---------- GIVEN ENTRIES

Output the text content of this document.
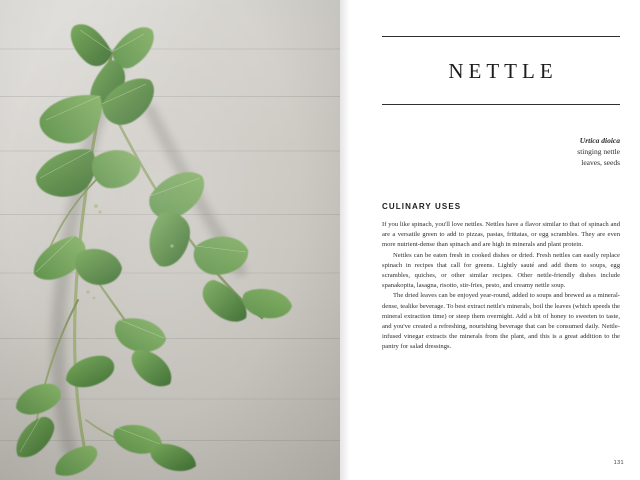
NETTLE
Urtica dioica
stinging nettle
leaves, seeds
CULINARY USES

If you like spinach, you'll love nettles. Nettles have a flavor similar to that of spinach and are a versatile green to add to pizzas, pastas, frittatas, or egg scrambles. They are even more nutrient-dense than spinach and are high in minerals and plant protein.

Nettles can be eaten fresh in cooked dishes or dried. Fresh nettles can easily replace spinach in recipes that call for greens. Lightly sauté and add them to soups, egg scrambles, quiches, or other similar recipes. Other nettle-friendly dishes include spanakopita, lasagna, risotto, stir-fries, pesto, and creamy nettle soup.

The dried leaves can be enjoyed year-round, added to soups and brewed as a mineral-dense, tealike beverage. To best extract nettle's minerals, boil the leaves (which speeds the mineral extraction time) or steep them overnight. Add a bit of honey to sweeten to taste, and you've created a refreshing, nourishing beverage that can be consumed daily. Nettle-infused vinegar extracts the minerals from the plant, and this is a great addition to the pantry for salad dressings.

131
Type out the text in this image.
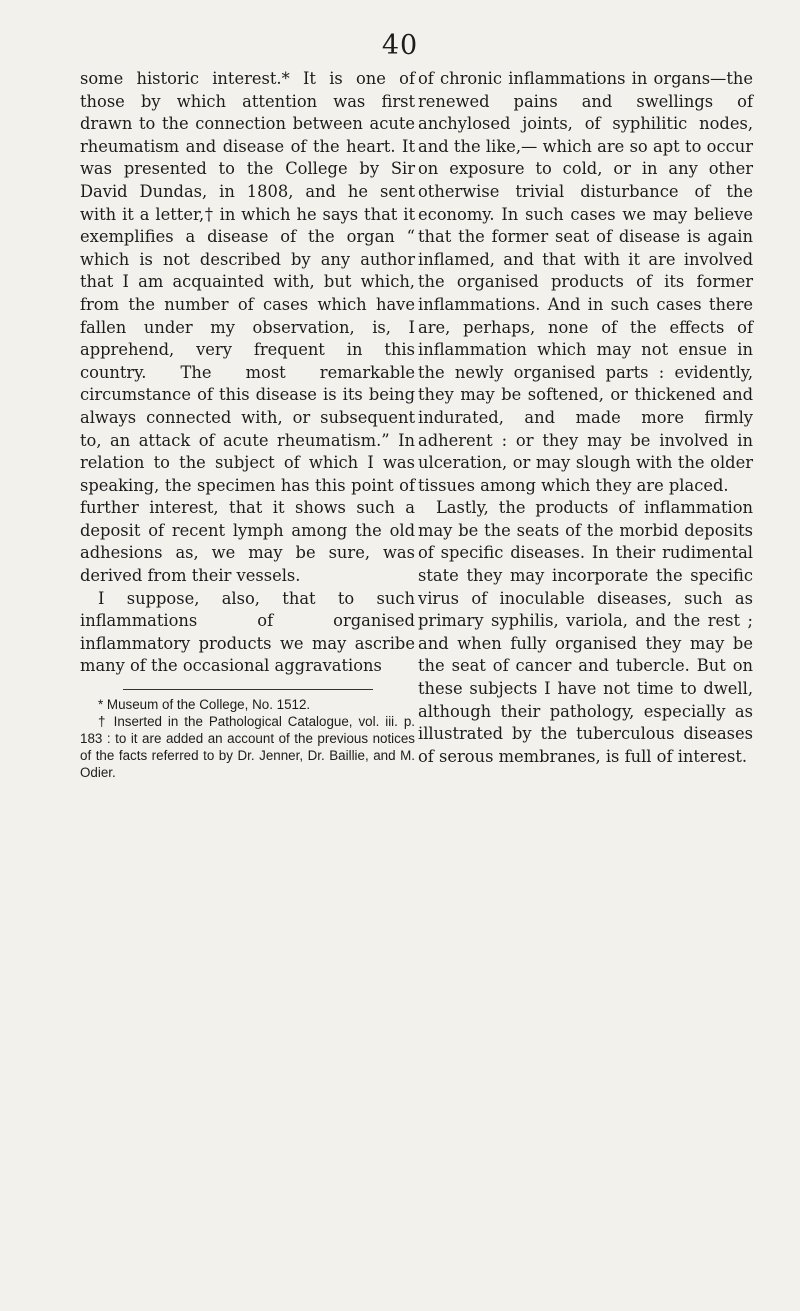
40

some historic interest.* It is one of those by which attention was first drawn to the connection between acute rheumatism and disease of the heart. It was presented to the College by Sir David Dundas, in 1808, and he sent with it a letter,† in which he says that it exemplifies a disease of the organ “ which is not described by any author that I am acquainted with, but which, from the number of cases which have fallen under my observation, is, I apprehend, very frequent in this country. The most remarkable circumstance of this disease is its being always connected with, or subsequent to, an attack of acute rheumatism.” In relation to the subject of which I was speaking, the specimen has this point of further interest, that it shows such a deposit of recent lymph among the old adhesions as, we may be sure, was derived from their vessels.

I suppose, also, that to such inflammations of organised inflammatory products we may ascribe many of the occasional aggravations

* Museum of the College, No. 1512.

† Inserted in the Pathological Catalogue, vol. iii. p. 183 : to it are added an account of the previous notices of the facts referred to by Dr. Jenner, Dr. Baillie, and M. Odier.

of chronic inflammations in organs—the renewed pains and swellings of anchylosed joints, of syphilitic nodes, and the like,— which are so apt to occur on exposure to cold, or in any other otherwise trivial disturbance of the economy. In such cases we may believe that the former seat of disease is again inflamed, and that with it are involved the organised products of its former inflammations. And in such cases there are, perhaps, none of the effects of inflammation which may not ensue in the newly organised parts : evidently, they may be softened, or thickened and indurated, and made more firmly adherent : or they may be involved in ulceration, or may slough with the older tissues among which they are placed.

Lastly, the products of inflammation may be the seats of the morbid deposits of specific diseases. In their rudimental state they may incorporate the specific virus of inoculable diseases, such as primary syphilis, variola, and the rest ; and when fully organised they may be the seat of cancer and tubercle. But on these subjects I have not time to dwell, although their pathology, especially as illustrated by the tuberculous diseases of serous membranes, is full of interest.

--------------------

- _TASK BRIEF_:
Which lines above include "scrambles"? Show each of them by copying it.

- _TASK SOLUTION_:
If you like spinach, you'll love nettles. Nettles have a flavor similar to that of spinach and are a versatile green to add to pizzas, pastas, frittatas, or egg scrambles. They are even more nutrient-dense than spinach and are high in minerals and plant protein.
Nettles can be eaten fresh in cooked dishes or dried. Fresh nettles can easily replace spinach in recipes that call for greens. Lightly sauté and add them to soups, egg scrambles, quiches, or other similar recipes. Other nettle-friendly dishes include spanakopita, lasagna, risotto, stir-fries, pesto, and creamy nettle soup.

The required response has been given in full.